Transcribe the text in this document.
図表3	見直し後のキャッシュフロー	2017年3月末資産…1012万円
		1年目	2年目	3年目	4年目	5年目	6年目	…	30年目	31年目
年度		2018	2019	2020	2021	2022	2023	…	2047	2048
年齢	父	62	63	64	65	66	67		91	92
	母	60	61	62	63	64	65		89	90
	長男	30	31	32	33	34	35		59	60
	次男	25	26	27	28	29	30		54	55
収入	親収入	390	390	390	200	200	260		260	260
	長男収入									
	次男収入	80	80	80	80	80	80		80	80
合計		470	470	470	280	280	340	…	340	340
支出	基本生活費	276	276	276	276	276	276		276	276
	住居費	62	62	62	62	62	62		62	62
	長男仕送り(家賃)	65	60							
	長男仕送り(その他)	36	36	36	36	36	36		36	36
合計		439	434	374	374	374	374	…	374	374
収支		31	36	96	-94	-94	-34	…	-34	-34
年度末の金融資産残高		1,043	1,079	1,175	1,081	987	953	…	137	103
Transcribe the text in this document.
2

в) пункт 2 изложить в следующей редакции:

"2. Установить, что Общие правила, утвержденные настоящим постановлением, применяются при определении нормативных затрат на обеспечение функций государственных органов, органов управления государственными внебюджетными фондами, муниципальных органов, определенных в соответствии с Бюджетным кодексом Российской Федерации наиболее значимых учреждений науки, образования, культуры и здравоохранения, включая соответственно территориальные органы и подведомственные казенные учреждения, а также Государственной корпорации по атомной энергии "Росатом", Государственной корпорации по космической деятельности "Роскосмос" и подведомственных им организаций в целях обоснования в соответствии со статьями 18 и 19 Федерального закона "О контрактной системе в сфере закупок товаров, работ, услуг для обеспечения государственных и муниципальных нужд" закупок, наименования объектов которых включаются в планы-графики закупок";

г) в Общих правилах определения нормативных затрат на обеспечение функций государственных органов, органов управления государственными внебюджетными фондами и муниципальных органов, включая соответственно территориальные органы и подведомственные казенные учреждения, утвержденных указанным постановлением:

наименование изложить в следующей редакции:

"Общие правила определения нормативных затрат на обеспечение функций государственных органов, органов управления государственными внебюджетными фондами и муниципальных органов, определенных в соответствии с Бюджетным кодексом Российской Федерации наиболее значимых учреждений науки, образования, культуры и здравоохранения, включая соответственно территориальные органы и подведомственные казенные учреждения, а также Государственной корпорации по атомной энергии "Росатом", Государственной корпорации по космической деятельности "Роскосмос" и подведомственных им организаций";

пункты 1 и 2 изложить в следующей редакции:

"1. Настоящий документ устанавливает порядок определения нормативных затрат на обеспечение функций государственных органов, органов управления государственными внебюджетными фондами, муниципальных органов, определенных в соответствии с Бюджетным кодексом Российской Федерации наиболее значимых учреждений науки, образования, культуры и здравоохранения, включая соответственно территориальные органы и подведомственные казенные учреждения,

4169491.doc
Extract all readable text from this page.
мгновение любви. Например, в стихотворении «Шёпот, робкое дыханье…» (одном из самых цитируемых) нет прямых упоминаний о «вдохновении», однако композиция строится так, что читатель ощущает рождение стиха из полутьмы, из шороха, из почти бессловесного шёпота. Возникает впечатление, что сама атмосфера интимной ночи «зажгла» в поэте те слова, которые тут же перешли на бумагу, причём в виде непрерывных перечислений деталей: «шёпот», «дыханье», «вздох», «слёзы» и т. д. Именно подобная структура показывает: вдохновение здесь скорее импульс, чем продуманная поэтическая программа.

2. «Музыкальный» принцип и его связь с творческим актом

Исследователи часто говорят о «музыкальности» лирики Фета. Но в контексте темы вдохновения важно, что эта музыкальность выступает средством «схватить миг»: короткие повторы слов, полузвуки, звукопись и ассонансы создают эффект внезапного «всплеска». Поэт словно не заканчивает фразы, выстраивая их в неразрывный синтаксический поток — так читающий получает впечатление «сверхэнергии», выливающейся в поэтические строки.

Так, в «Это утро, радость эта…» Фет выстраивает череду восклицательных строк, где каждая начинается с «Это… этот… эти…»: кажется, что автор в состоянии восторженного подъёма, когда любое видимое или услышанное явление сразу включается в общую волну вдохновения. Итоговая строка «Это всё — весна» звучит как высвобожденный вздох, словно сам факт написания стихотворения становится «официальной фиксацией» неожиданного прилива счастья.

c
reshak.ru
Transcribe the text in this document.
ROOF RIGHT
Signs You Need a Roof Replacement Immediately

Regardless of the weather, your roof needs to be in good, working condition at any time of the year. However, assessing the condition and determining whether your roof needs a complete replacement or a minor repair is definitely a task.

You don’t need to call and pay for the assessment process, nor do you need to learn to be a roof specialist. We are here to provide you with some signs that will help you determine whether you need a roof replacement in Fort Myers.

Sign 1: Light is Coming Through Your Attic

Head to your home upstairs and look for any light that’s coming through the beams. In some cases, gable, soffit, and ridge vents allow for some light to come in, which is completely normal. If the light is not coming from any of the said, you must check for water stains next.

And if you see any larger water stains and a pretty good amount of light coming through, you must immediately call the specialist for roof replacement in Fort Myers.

**INSTRUCTIONS FOR THE TASK:** Using the listing above, work out how many of its lines include "затрат", and give only the result.

**THE SOLUTION:** 4